### EXERCISE OBJECTIVE
Which lines below hold the word "selected"? Copy all of them.

### DATA EXCERPTS
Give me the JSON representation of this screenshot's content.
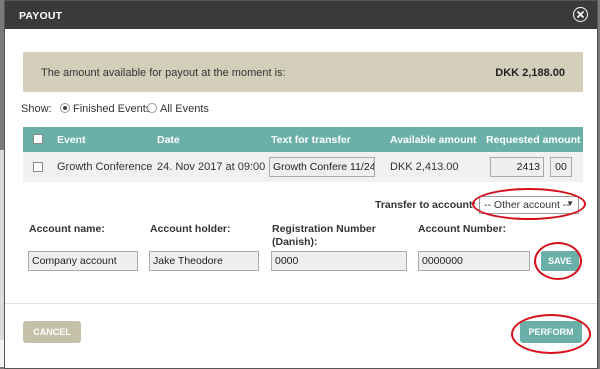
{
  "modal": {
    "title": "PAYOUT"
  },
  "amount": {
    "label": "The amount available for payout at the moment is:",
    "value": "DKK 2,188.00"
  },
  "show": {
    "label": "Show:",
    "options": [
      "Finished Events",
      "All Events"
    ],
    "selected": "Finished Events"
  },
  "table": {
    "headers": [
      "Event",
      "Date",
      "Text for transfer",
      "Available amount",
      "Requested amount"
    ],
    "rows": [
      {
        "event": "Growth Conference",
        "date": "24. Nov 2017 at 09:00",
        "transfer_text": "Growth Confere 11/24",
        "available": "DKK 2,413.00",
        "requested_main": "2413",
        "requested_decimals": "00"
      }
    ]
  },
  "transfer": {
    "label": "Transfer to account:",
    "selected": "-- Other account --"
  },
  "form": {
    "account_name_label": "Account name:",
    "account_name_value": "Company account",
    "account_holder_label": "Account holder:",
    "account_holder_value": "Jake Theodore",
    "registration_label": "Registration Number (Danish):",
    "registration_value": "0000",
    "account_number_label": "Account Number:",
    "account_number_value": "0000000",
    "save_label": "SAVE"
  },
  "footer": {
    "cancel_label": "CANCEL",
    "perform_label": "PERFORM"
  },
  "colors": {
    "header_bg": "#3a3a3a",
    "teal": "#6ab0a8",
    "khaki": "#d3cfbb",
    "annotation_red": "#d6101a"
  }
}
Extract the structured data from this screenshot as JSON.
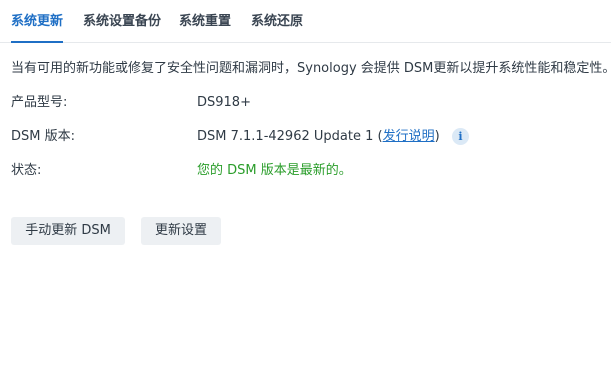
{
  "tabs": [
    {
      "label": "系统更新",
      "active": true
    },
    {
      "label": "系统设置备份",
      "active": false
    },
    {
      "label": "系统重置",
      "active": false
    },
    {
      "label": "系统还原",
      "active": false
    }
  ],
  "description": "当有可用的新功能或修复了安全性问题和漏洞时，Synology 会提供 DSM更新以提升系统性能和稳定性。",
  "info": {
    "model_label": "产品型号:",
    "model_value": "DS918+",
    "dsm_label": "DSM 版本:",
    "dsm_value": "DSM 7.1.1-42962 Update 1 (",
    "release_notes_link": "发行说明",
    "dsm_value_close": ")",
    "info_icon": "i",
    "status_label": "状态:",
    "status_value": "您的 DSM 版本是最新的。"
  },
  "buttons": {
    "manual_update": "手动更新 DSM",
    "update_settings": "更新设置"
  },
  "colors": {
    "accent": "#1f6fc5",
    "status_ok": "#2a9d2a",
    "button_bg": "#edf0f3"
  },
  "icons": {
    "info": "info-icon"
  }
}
---
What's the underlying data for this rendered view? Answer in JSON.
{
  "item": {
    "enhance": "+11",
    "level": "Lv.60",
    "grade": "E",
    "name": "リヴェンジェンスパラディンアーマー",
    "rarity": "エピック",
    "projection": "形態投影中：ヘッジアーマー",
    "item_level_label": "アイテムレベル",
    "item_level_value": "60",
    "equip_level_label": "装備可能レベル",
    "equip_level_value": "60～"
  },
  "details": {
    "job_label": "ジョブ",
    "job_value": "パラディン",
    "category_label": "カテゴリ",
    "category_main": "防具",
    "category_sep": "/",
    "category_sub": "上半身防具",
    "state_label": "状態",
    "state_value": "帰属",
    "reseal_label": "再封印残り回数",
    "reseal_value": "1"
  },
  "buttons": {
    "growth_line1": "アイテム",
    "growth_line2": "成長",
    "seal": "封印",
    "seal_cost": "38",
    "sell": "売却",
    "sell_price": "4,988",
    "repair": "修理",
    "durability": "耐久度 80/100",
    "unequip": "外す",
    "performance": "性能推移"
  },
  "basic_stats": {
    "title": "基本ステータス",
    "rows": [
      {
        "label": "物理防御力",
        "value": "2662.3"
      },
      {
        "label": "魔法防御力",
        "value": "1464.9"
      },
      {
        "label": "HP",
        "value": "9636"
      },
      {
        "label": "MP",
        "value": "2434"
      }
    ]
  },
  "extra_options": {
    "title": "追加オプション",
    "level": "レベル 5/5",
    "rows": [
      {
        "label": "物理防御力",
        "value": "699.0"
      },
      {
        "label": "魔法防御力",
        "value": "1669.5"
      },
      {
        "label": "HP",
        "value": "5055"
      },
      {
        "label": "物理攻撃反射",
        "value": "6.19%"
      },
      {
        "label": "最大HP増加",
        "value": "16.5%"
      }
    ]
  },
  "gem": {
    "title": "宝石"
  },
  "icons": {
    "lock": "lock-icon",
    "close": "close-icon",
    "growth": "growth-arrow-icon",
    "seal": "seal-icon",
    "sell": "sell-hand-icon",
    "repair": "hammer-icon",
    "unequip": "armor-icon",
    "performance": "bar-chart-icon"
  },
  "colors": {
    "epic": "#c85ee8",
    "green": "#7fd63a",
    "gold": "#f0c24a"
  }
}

### CORRECT OUTPUT
    "selected": "Finished Events"
    "selected": "-- Other account --"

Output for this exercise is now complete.